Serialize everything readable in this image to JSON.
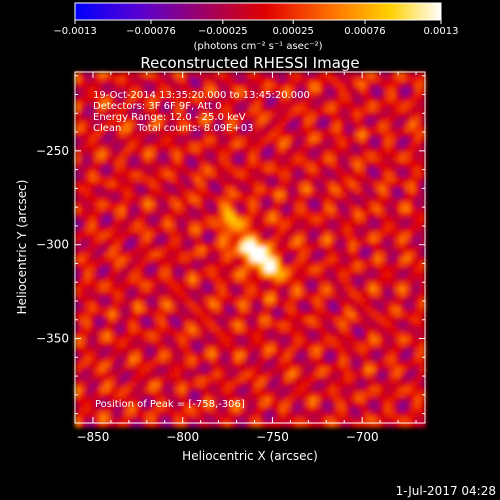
{
  "chart_data": {
    "type": "heatmap",
    "title": "Reconstructed RHESSI Image",
    "xlabel": "Heliocentric X (arcsec)",
    "ylabel": "Heliocentric Y (arcsec)",
    "xlim": [
      -860,
      -665
    ],
    "ylim": [
      -395,
      -208
    ],
    "xticks": [
      -850,
      -800,
      -750,
      -700
    ],
    "xtick_labels": [
      "−850",
      "−800",
      "−750",
      "−700"
    ],
    "yticks": [
      -250,
      -300,
      -350
    ],
    "ytick_labels": [
      "−250",
      "−300",
      "−350"
    ],
    "colorbar": {
      "min": -0.0013,
      "max": 0.0013,
      "ticks": [
        -0.0013,
        -0.00076,
        -0.00025,
        0.00025,
        0.00076,
        0.0013
      ],
      "tick_labels": [
        "−0.0013",
        "−0.00076",
        "−0.00025",
        "0.00025",
        "0.00076",
        "0.0013"
      ],
      "unit_label": "(photons cm⁻² s⁻¹ asec⁻²)",
      "colors": [
        "#0000ff",
        "#5a00d0",
        "#a00060",
        "#e00000",
        "#ff7000",
        "#ffd000",
        "#ffffff"
      ]
    },
    "annotations": [
      "19-Oct-2014 13:35:20.000 to 13:45:20.000",
      "Detectors: 3F 6F 9F, Att 0",
      "Energy Range: 12.0 - 25.0 keV",
      "Clean     Total counts: 8.09E+03"
    ],
    "peak_label": "Position of Peak = [-758,-306]",
    "peak": {
      "x": -758,
      "y": -306
    },
    "secondary_source": {
      "x": -773,
      "y": -286
    }
  },
  "footer_timestamp": "1-Jul-2017 04:28"
}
________________________________________
Your objective
Out of the records, collect only those lines that contain the string "Heliocentric".

Result of this exercise
    "xlabel": "Heliocentric X (arcsec)",
    "ylabel": "Heliocentric Y (arcsec)",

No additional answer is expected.